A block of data
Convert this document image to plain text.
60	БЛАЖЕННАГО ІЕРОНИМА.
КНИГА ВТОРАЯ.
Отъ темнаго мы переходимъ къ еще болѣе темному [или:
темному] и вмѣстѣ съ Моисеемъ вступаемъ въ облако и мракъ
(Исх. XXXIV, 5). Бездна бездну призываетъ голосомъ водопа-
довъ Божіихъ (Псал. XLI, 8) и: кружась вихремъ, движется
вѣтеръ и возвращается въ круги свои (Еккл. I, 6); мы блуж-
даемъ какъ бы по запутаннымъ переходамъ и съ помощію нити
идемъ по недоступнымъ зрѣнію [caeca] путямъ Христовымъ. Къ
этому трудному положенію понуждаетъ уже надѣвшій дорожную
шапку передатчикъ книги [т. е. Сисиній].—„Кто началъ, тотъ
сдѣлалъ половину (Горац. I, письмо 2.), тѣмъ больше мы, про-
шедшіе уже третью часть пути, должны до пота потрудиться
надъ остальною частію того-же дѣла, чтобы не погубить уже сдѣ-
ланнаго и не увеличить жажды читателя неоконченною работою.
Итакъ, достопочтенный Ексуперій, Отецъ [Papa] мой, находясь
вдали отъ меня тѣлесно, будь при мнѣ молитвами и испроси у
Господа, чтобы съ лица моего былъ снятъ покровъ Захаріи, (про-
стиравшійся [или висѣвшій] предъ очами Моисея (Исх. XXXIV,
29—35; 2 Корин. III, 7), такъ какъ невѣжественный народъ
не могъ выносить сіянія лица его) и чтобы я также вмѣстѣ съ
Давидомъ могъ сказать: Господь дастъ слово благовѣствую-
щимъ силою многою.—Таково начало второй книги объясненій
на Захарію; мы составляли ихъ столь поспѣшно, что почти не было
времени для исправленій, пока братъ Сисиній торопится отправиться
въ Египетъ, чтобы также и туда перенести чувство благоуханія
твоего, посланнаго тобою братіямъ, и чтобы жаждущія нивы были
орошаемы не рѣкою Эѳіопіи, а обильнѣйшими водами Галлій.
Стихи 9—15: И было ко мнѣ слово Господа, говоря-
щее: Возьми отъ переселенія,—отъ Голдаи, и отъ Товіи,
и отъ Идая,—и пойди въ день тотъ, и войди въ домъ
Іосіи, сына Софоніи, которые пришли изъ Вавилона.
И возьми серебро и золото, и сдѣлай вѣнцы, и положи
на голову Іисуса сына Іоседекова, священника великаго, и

• [TASK GOAL] Look above for every line with the word "тотъ" and copy it.

• [FULL RESPONSE]
шапку передатчикъ книги [т. е. Сисиній].—„Кто началъ, тотъ
и отъ Идая,—и пойди въ день тотъ, и войди въ домъ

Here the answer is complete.